→ **Given passage**
Introduction to Tinygrad¶

Understanding Tinygrad can be hard, even Karpathy is a bit confused about it. This guide is my first attempt to navigate Tinygrad by synthesizing insights from official documentation and various livestreams.

Why Tinygrad?¶

Tinygrad seems different from other mature frameworks such as PyTorch, JAX, and TensorFlow etc. But to me, what it seems appealing is that they want to democratize the petaflop as their core mission.

This is what I like about it:

Fully open source (even its hiring process, but that's another story)
No dependencies
Multiple backends
And a very tiny codebase

On the other hand, what I still don't like:

Steep learning curve, and not noob friendly
Hard to read code
Not the best documentation, and some broken examples
It's not stable yet, but soon will be

But let's start coding.

Installation¶

Tinygrad is designed to be hackable from the ground up. The recommended installation uses the editable -e flag from pip, allowing you to edit the source code and see changes right away.

git clone https://github.com/Tinygrad/Tinygrad.git
cd Tinygrad
python3 -m pip install -e .

The Tensor¶

Let's start with something familiar, thanks to Pytorch-like API, creating and manipulating tensors:

from tinygrad import Tensor

t = Tensor([1, 2, 3, 4])
print(t)

# Basic operations work as expected
doubled = t * 2
print(doubled.tolist())  # [2, 4, 6, 8]

# More complex operations
result = t + 3 + 4
print(result.tolist())   # [8, 10, 12, 14]

This looks familiar if you've used PyTorch or NumPy. But Tinygrad is doing something fundamentally different under the hood, let's explore what makes it special.

The Devices¶

Tinygrad's first key concept is the Device, where Tensors are stored and compute is executed. There are multiple devices supported, including CPU, CUDA, METAL, and more. For example, on my Apple Silicon macbook, the default device is METAL:

from tinygrad import Device

print(Device.DEFAULT)  # On Apple Silicon Mac: "METAL"

→ **Record excerpts**
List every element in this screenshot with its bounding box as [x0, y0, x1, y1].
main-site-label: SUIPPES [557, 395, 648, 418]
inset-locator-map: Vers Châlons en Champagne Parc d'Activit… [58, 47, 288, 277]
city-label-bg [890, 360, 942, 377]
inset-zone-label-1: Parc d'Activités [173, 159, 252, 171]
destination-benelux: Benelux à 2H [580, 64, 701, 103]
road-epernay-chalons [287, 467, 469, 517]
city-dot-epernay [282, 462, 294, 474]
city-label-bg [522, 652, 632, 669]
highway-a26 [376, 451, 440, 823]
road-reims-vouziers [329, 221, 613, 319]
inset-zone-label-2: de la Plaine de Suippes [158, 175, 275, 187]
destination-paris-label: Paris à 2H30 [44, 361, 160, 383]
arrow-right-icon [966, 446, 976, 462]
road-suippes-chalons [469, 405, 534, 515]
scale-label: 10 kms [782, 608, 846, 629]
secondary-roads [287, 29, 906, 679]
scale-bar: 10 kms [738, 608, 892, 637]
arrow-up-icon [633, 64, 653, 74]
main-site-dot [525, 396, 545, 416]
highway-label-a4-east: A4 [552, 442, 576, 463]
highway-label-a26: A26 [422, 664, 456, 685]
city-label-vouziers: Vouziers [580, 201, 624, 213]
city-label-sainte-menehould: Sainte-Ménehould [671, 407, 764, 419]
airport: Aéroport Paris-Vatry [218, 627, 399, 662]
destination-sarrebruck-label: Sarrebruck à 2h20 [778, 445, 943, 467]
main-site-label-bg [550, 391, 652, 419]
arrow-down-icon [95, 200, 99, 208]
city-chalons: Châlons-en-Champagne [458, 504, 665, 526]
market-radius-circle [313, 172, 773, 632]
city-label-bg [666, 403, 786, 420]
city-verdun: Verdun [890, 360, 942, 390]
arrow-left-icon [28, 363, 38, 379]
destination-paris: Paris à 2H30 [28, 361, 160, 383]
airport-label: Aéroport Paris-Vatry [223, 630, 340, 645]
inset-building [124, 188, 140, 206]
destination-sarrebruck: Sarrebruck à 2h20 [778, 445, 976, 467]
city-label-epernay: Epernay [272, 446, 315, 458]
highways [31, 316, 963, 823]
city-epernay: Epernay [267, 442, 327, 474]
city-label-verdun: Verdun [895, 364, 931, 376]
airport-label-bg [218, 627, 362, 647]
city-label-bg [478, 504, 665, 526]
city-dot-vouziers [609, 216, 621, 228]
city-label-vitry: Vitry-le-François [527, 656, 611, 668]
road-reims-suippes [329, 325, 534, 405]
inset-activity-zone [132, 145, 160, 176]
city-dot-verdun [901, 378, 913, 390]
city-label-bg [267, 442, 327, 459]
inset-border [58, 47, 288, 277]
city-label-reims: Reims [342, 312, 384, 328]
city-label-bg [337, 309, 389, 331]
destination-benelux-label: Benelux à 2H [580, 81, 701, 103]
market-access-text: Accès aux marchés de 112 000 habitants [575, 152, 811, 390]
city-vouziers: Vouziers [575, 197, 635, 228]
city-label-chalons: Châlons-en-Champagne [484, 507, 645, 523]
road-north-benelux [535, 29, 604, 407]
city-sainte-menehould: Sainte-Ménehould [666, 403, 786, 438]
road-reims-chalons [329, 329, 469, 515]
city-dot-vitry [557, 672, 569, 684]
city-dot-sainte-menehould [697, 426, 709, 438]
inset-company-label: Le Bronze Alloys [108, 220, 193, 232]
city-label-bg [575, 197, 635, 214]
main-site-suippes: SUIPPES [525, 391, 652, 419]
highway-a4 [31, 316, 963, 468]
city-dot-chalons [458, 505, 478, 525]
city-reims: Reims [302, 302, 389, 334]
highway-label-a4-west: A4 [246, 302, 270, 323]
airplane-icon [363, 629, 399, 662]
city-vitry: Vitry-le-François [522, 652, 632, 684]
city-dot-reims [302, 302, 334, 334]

→ **Exercise tasks**
A: In the Tinygrad introduction, which pip flag does the recommended installation use so that edits to the source code take effect right away?
B: Pick up the Tinygrad introduction right after its final line and keep writing it.

→ **Outputs for the tasks**
A: The editable -e flag.

B:
Tinygrad auto-detects the best available device on your system and makes it the default. This could be METAL (Apple Silicon), CUDA (NVIDIA), CPU, or other supported backends. The device abstraction allows the same code to run across different hardware.

You can override the default device:

Device.DEFAULT = "CPU"
print(Device.DEFAULT)  # "CPU"

Lazy Evaluation¶

Here's where Tinygrad becomes interesting. Let's examine what we actually created:

from tinygrad import Tensor, dtypes

t = Tensor([1, 2, 3, 4])

# Examine the tensor properties
assert t.device == Device.DEFAULT
assert t.dtype == dtypes.int
assert t.shape == (4,)

print(t)
# <Tensor <UOp CPU (4,) int (<Ops.COPY: 7>, None)> on CPU with grad None>

This Tensor has not been computed yet. Tinygrad is lazy - it builds a computational specification rather than immediately executing operations. The Tensor contains a chain of UOPs (micro-operations) that specify how to compute it when needed.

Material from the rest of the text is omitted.